**What the task requires**
Wherever the word "Harness" shows up in a line, please copy that line.

**Data lines**
+ + + + + + +
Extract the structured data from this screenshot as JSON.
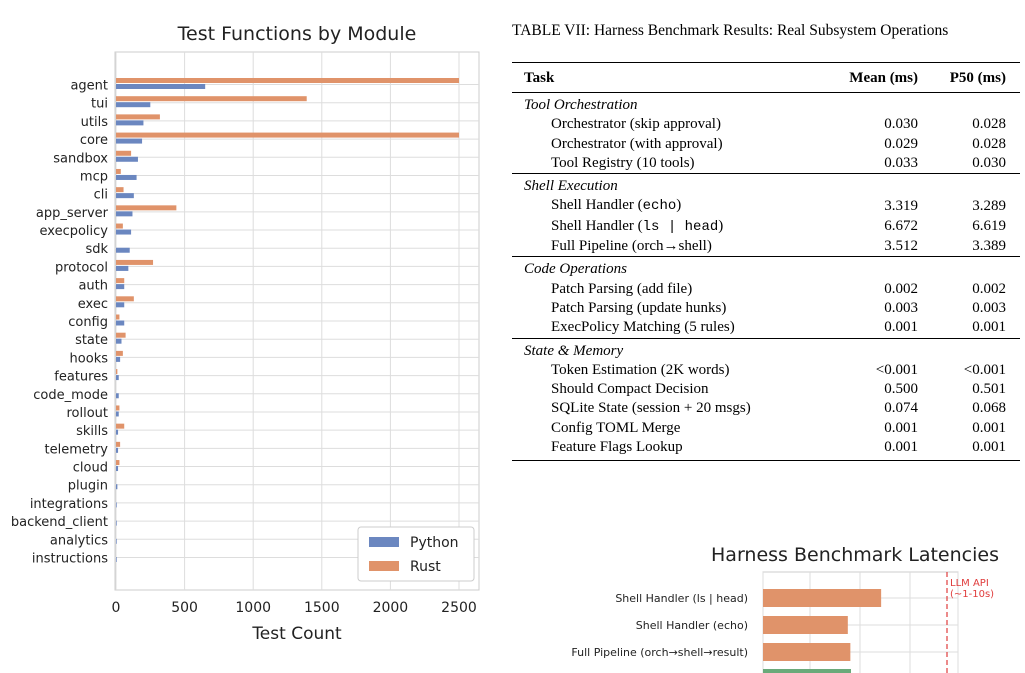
{
  "chart_data": [
    {
      "type": "bar",
      "title": "Test Functions by Module",
      "xlabel": "Test Count",
      "ylabel": "",
      "xlim": [
        0,
        2620
      ],
      "xticks": [
        0,
        500,
        1000,
        1500,
        2000,
        2500
      ],
      "grid": true,
      "legend_position": "bottom-right",
      "categories": [
        "agent",
        "tui",
        "utils",
        "core",
        "sandbox",
        "mcp",
        "cli",
        "app_server",
        "execpolicy",
        "sdk",
        "protocol",
        "auth",
        "exec",
        "config",
        "state",
        "hooks",
        "features",
        "code_mode",
        "rollout",
        "skills",
        "telemetry",
        "cloud",
        "plugin",
        "integrations",
        "backend_client",
        "analytics",
        "instructions"
      ],
      "series": [
        {
          "name": "Python",
          "color": "#6b87c0",
          "values": [
            650,
            250,
            200,
            190,
            160,
            150,
            130,
            120,
            110,
            100,
            90,
            60,
            60,
            60,
            40,
            30,
            20,
            20,
            20,
            15,
            15,
            15,
            10,
            5,
            5,
            5,
            5
          ]
        },
        {
          "name": "Rust",
          "color": "#e0936a",
          "values": [
            2500,
            1390,
            320,
            2500,
            110,
            35,
            55,
            440,
            50,
            0,
            270,
            60,
            130,
            25,
            70,
            50,
            10,
            0,
            25,
            60,
            30,
            25,
            0,
            0,
            0,
            0,
            0
          ]
        }
      ]
    },
    {
      "type": "bar",
      "title": "Harness Benchmark Latencies",
      "categories": [
        "Shell Handler (ls | head)",
        "Shell Handler (echo)",
        "Full Pipeline (orch→shell→result)"
      ],
      "series": [
        {
          "name": "",
          "color": "#e0936a",
          "values": [
            6.672,
            3.319,
            3.512
          ]
        }
      ],
      "annotation": "LLM API\n(~1-10s)",
      "annotation_color": "#e03c3c"
    }
  ],
  "table": {
    "caption": "TABLE VII: Harness Benchmark Results: Real Subsystem Operations",
    "headers": [
      "Task",
      "Mean (ms)",
      "P50 (ms)"
    ],
    "sections": [
      {
        "title": "Tool Orchestration",
        "rows": [
          {
            "name": "Orchestrator (skip approval)",
            "mean": "0.030",
            "p50": "0.028"
          },
          {
            "name": "Orchestrator (with approval)",
            "mean": "0.029",
            "p50": "0.028"
          },
          {
            "name": "Tool Registry (10 tools)",
            "mean": "0.033",
            "p50": "0.030"
          }
        ]
      },
      {
        "title": "Shell Execution",
        "rows": [
          {
            "name": "Shell Handler (",
            "code": "echo",
            "suffix": ")",
            "mean": "3.319",
            "p50": "3.289"
          },
          {
            "name": "Shell Handler (",
            "code": "ls | head",
            "suffix": ")",
            "mean": "6.672",
            "p50": "6.619"
          },
          {
            "name": "Full Pipeline (orch→shell)",
            "mean": "3.512",
            "p50": "3.389"
          }
        ]
      },
      {
        "title": "Code Operations",
        "rows": [
          {
            "name": "Patch Parsing (add file)",
            "mean": "0.002",
            "p50": "0.002"
          },
          {
            "name": "Patch Parsing (update hunks)",
            "mean": "0.003",
            "p50": "0.003"
          },
          {
            "name": "ExecPolicy Matching (5 rules)",
            "mean": "0.001",
            "p50": "0.001"
          }
        ]
      },
      {
        "title": "State & Memory",
        "rows": [
          {
            "name": "Token Estimation (2K words)",
            "mean": "<0.001",
            "p50": "<0.001"
          },
          {
            "name": "Should Compact Decision",
            "mean": "0.500",
            "p50": "0.501"
          },
          {
            "name": "SQLite State (session + 20 msgs)",
            "mean": "0.074",
            "p50": "0.068"
          },
          {
            "name": "Config TOML Merge",
            "mean": "0.001",
            "p50": "0.001"
          },
          {
            "name": "Feature Flags Lookup",
            "mean": "0.001",
            "p50": "0.001"
          }
        ]
      }
    ]
  }
}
+ + + + + + +
**Result of this exercise**
      "title": "Harness Benchmark Latencies",
    "caption": "TABLE VII: Harness Benchmark Results: Real Subsystem Operations",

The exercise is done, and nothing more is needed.